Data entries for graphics
· · · · ·

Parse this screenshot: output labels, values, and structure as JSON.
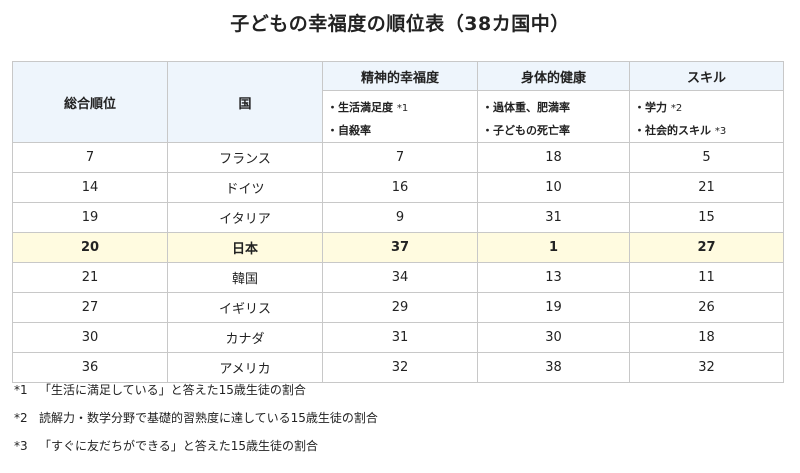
{
  "title": "子どもの幸福度の順位表（38カ国中）",
  "headers": {
    "rank": "総合順位",
    "country": "国",
    "mental": "精神的幸福度",
    "physical": "身体的健康",
    "skill": "スキル"
  },
  "subheaders": {
    "mental": [
      {
        "text": "・生活満足度",
        "mark": "*1"
      },
      {
        "text": "・自殺率",
        "mark": ""
      }
    ],
    "physical": [
      {
        "text": "・過体重、肥満率",
        "mark": ""
      },
      {
        "text": "・子どもの死亡率",
        "mark": ""
      }
    ],
    "skill": [
      {
        "text": "・学力",
        "mark": "*2"
      },
      {
        "text": "・社会的スキル",
        "mark": "*3"
      }
    ]
  },
  "rows": [
    {
      "rank": "7",
      "country": "フランス",
      "mental": "7",
      "physical": "18",
      "skill": "5",
      "highlight": false
    },
    {
      "rank": "14",
      "country": "ドイツ",
      "mental": "16",
      "physical": "10",
      "skill": "21",
      "highlight": false
    },
    {
      "rank": "19",
      "country": "イタリア",
      "mental": "9",
      "physical": "31",
      "skill": "15",
      "highlight": false
    },
    {
      "rank": "20",
      "country": "日本",
      "mental": "37",
      "physical": "1",
      "skill": "27",
      "highlight": true
    },
    {
      "rank": "21",
      "country": "韓国",
      "mental": "34",
      "physical": "13",
      "skill": "11",
      "highlight": false
    },
    {
      "rank": "27",
      "country": "イギリス",
      "mental": "29",
      "physical": "19",
      "skill": "26",
      "highlight": false
    },
    {
      "rank": "30",
      "country": "カナダ",
      "mental": "31",
      "physical": "30",
      "skill": "18",
      "highlight": false
    },
    {
      "rank": "36",
      "country": "アメリカ",
      "mental": "32",
      "physical": "38",
      "skill": "32",
      "highlight": false
    }
  ],
  "notes": [
    {
      "mark": "*1",
      "text": "「生活に満足している」と答えた15歳生徒の割合"
    },
    {
      "mark": "*2",
      "text": "読解力・数学分野で基礎的習熟度に達している15歳生徒の割合"
    },
    {
      "mark": "*3",
      "text": "「すぐに友だちができる」と答えた15歳生徒の割合"
    }
  ],
  "colors": {
    "header_bg": "#eef5fc",
    "highlight_bg": "#fffbe0",
    "border": "#c8c8c8"
  }
}
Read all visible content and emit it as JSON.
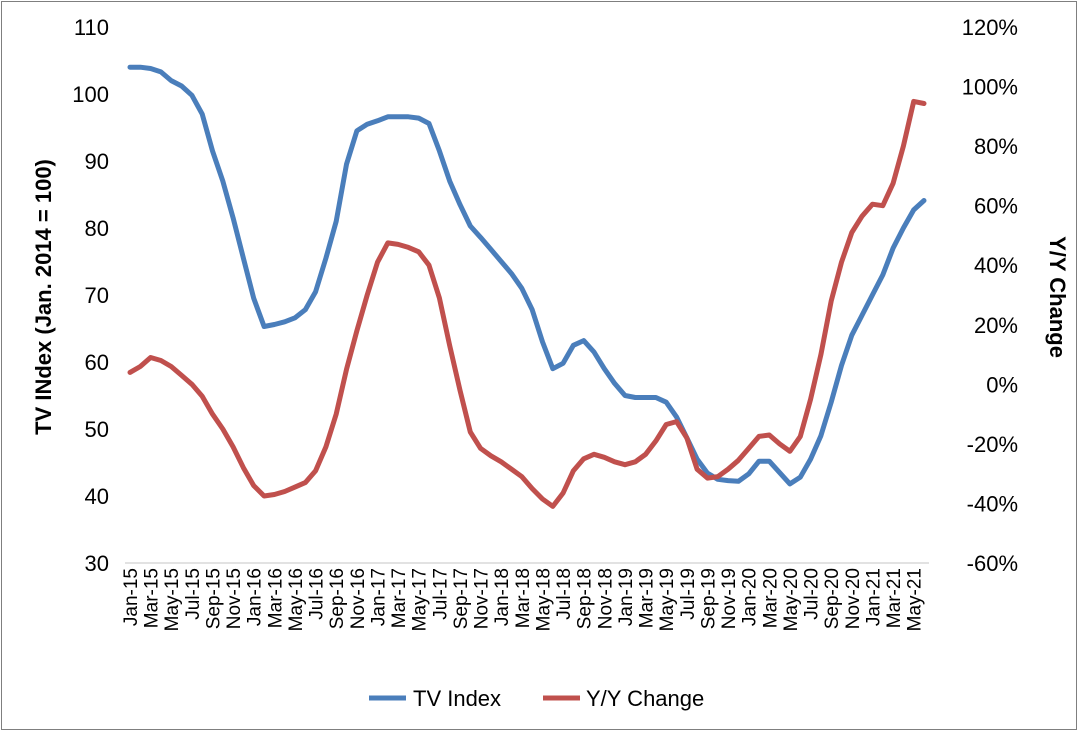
{
  "chart_data": {
    "type": "line",
    "xlabel": "",
    "ylabel": "TV INdex (Jan. 2014 = 100)",
    "y2label": "Y/Y Change",
    "ylim": [
      30,
      110
    ],
    "y_ticks": [
      "110",
      "100",
      "90",
      "80",
      "70",
      "60",
      "50",
      "40",
      "30"
    ],
    "y2lim": [
      -60,
      120
    ],
    "y2_ticks": [
      "120%",
      "100%",
      "80%",
      "60%",
      "40%",
      "20%",
      "0%",
      "-20%",
      "-40%",
      "-60%"
    ],
    "grid": false,
    "legend_position": "bottom",
    "x": [
      "Jan-15",
      "Feb-15",
      "Mar-15",
      "Apr-15",
      "May-15",
      "Jun-15",
      "Jul-15",
      "Aug-15",
      "Sep-15",
      "Oct-15",
      "Nov-15",
      "Dec-15",
      "Jan-16",
      "Feb-16",
      "Mar-16",
      "Apr-16",
      "May-16",
      "Jun-16",
      "Jul-16",
      "Aug-16",
      "Sep-16",
      "Oct-16",
      "Nov-16",
      "Dec-16",
      "Jan-17",
      "Feb-17",
      "Mar-17",
      "Apr-17",
      "May-17",
      "Jun-17",
      "Jul-17",
      "Aug-17",
      "Sep-17",
      "Oct-17",
      "Nov-17",
      "Dec-17",
      "Jan-18",
      "Feb-18",
      "Mar-18",
      "Apr-18",
      "May-18",
      "Jun-18",
      "Jul-18",
      "Aug-18",
      "Sep-18",
      "Oct-18",
      "Nov-18",
      "Dec-18",
      "Jan-19",
      "Feb-19",
      "Mar-19",
      "Apr-19",
      "May-19",
      "Jun-19",
      "Jul-19",
      "Aug-19",
      "Sep-19",
      "Oct-19",
      "Nov-19",
      "Dec-19",
      "Jan-20",
      "Feb-20",
      "Mar-20",
      "Apr-20",
      "May-20",
      "Jun-20",
      "Jul-20",
      "Aug-20",
      "Sep-20",
      "Oct-20",
      "Nov-20",
      "Dec-20",
      "Jan-21",
      "Feb-21",
      "Mar-21",
      "Apr-21",
      "May-21",
      "Jun-21"
    ],
    "x_tick_labels": [
      "Jan-15",
      "Mar-15",
      "May-15",
      "Jul-15",
      "Sep-15",
      "Nov-15",
      "Jan-16",
      "Mar-16",
      "May-16",
      "Jul-16",
      "Sep-16",
      "Nov-16",
      "Jan-17",
      "Mar-17",
      "May-17",
      "Jul-17",
      "Sep-17",
      "Nov-17",
      "Jan-18",
      "Mar-18",
      "May-18",
      "Jul-18",
      "Sep-18",
      "Nov-18",
      "Jan-19",
      "Mar-19",
      "May-19",
      "Jul-19",
      "Sep-19",
      "Nov-19",
      "Jan-20",
      "Mar-20",
      "May-20",
      "Jul-20",
      "Sep-20",
      "Nov-20",
      "Jan-21",
      "Mar-21",
      "May-21"
    ],
    "series": [
      {
        "name": "TV Index",
        "axis": "left",
        "color": "#4a7ebb",
        "values": [
          104.0,
          104.0,
          103.8,
          103.3,
          102.0,
          101.2,
          99.8,
          97.0,
          91.5,
          87.0,
          81.5,
          75.5,
          69.5,
          65.3,
          65.6,
          66.0,
          66.6,
          67.8,
          70.5,
          75.5,
          81.0,
          89.5,
          94.5,
          95.5,
          96.0,
          96.6,
          96.6,
          96.6,
          96.4,
          95.6,
          91.5,
          87.0,
          83.5,
          80.3,
          78.6,
          76.8,
          75.0,
          73.2,
          71.0,
          67.8,
          63.0,
          59.0,
          59.8,
          62.5,
          63.2,
          61.5,
          59.0,
          56.8,
          55.0,
          54.7,
          54.7,
          54.7,
          54.0,
          51.8,
          48.7,
          45.5,
          43.4,
          42.5,
          42.3,
          42.2,
          43.3,
          45.2,
          45.2,
          43.5,
          41.8,
          42.8,
          45.5,
          49.0,
          54.0,
          59.5,
          64.0,
          67.0,
          70.0,
          73.0,
          77.0,
          80.0,
          82.7,
          84.1
        ]
      },
      {
        "name": "Y/Y Change",
        "axis": "right",
        "color": "#c0504d",
        "values": [
          4,
          6,
          9,
          8,
          6,
          3,
          0,
          -4,
          -10,
          -15,
          -21,
          -28,
          -34,
          -37.5,
          -37,
          -36,
          -34.5,
          -33,
          -29,
          -21,
          -10,
          5,
          18,
          30,
          41,
          47.5,
          47,
          46,
          44.5,
          40,
          29,
          13,
          -2,
          -16,
          -21.5,
          -24,
          -26,
          -28.5,
          -31,
          -35,
          -38.5,
          -41,
          -36.5,
          -29,
          -25,
          -23.5,
          -24.5,
          -26,
          -27,
          -26,
          -23.5,
          -19,
          -13.5,
          -12.5,
          -18,
          -28.5,
          -31.5,
          -31,
          -28.5,
          -25.5,
          -21.5,
          -17.5,
          -17,
          -20,
          -22.5,
          -17.5,
          -5,
          10,
          28,
          41,
          51,
          56.5,
          60.5,
          60,
          67.5,
          80,
          95,
          94.3
        ]
      }
    ]
  }
}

· · · · ·

Pull every line containing "mark" out of the records.

        "mark": "*1"
        "mark": ""
        "mark": ""
        "mark": ""
        "mark": "*2"
        "mark": "*3"
      "mark": "*1",
      "mark": "*2",
      "mark": "*3",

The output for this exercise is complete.